Problem A
For each statement below, decide whether the 2017 eclipse excerpt supports it. Answer yes or no, and quote the words from the excerpt that decide it. (i) Before 2017, the last total solar eclipse to cross the country from the Pacific to the Atlantic happened in 1918. (ii) The 1979 eclipse passed through ten states. (iii) The writer suspects that the bottled water people and the peanut butter people planned the Y2K scare together.
Problem B
Reproduce the passage of the 2017 eclipse excerpt that starts with "We were all" and goes on through "contrive the plan.".
Problem C
Write the next part of the 2017 eclipse excerpt, beginning right after its final sentence.

Excerpt provided

↓↓↓

The solar eclipse of 2017 has been all the talk for at least the past month or so, even more if you’re one who is totally eclipsed by the impending moment.  For those of you living under a rock, or the dark side of the moon if you prefer, a total solar eclipse is about to pass through the contiguous United States.

The last time this happened in the USA USA was in 1979, however, this eclipse only passed through five north northwestern states on a February morn, barely visible in the winter sky before crossing the border into Canada.

The last time a total solar eclipse passed through the US of A from sea to shining sea, from the Pacific to the Atlantic was in 1918.

In other words, this event is ALMOST as rare as the Chicago Cubs winning the World Series.

Dearly beloved, there hasn’t been this much excitement about a naturally occurring event since New Years’ Eve 1999 and the Y2K scare. Remember that?

We were all duped into thinking the Cyber world we created would explode and everything computer generated would disintegrate because the years on computers were supposedly configured with only two digits. Once the clock ticked to 2000, bang, everything would revert to 1900 and life as we knew it would crash.

It didn’t, but come on, admit it, you still have a jug of water and a jar of peanut butter tucked away in a safe place, just…in…case. Someone made money off that, I’m sure.  In fact, as I reflect on Y2K, I become more convinced the bottled water people and the peanut butter people conspired to contrive the plan.

↑↑↑

Data lines
↓↓↓

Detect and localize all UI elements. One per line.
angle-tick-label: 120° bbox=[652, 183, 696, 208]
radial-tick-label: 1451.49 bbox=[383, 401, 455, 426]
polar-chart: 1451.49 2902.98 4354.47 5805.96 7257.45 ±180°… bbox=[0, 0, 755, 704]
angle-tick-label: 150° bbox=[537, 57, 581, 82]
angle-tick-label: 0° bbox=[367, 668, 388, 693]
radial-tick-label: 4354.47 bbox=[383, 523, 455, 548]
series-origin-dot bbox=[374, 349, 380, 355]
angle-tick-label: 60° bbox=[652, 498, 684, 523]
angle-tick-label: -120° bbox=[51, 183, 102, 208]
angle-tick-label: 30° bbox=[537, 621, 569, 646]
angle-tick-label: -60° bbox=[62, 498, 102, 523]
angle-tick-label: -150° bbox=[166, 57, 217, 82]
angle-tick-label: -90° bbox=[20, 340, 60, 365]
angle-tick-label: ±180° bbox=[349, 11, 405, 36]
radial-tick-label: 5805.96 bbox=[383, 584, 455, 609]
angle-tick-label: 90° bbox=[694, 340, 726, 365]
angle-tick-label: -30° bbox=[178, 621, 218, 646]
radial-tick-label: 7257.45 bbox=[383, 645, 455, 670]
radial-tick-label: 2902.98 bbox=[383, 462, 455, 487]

↑↑↑

Task output A
(i) Yes: "The last time a total solar eclipse passed through the US of A from sea to shining sea, from the Pacific to the Atlantic was in 1918."
(ii) No: "this eclipse only passed through five north northwestern states on a February morn"
(iii) Yes: "I become more convinced the bottled water people and the peanut butter people conspired to contrive the plan."

Task output B
We were all duped into thinking the Cyber world we created would explode and everything computer generated would disintegrate because the years on computers were supposedly configured with only two digits. Once the clock ticked to 2000, bang, everything would revert to 1900 and life as we knew it would crash.

It didn’t, but come on, admit it, you still have a jug of water and a jar of peanut butter tucked away in a safe place, just…in…case. Someone made money off that, I’m sure.  In fact, as I reflect on Y2K, I become more convinced the bottled water people and the peanut butter people conspired to contrive the plan.

Task output C
Speaking of making money off a natural phenomenon, hats off to Southern Illinois University (SIU) in Carbondale, Illinois, one of the premier spots to view this eclipse in the ”path of totality.”  (I love that term, path of totality.)

SIU sold out their football stadium at $25 a pop for the event.  Spots in the on-campus grass parking lot are going fast for $20 a place.   Perhaps I am pointing out the obvious here, but the eclipse is IN THE SKY, visible for free to anyone who cares to experience it.  Yet, SIU sold out seats for the viewing. Kudos to you, Salukis.

There is actually a Royal Caribbean Total Eclipse Cruise and get this, Bonnie Tyler will be singing “Total Eclipse of the Heart” at the exact moment the path of totality passes overhead.  If you miss it, “It’s a Heartache.”  In fact, for an added treat, Bonnie’s back-up band is call The Path of Totality!

Enjoy the event however you choose to do so.  Just remember the advice of Manfred Mann and the Earth Band, ‘Mama always told me not to look into the eyes of the sun.”   And really, a burned out retina is not where the fun is.

Me, I’ll see you on the dark side of the moon.

https://www.youtube.com/watch?v=WZtfsfoKSB0

FOOTNOTE: Photo credit to my daughter, Taylor for the cover pic circa March, 2016. And yes, I know, this is not a “solar” eclipse. It was quite the different world when a photo op existed for that.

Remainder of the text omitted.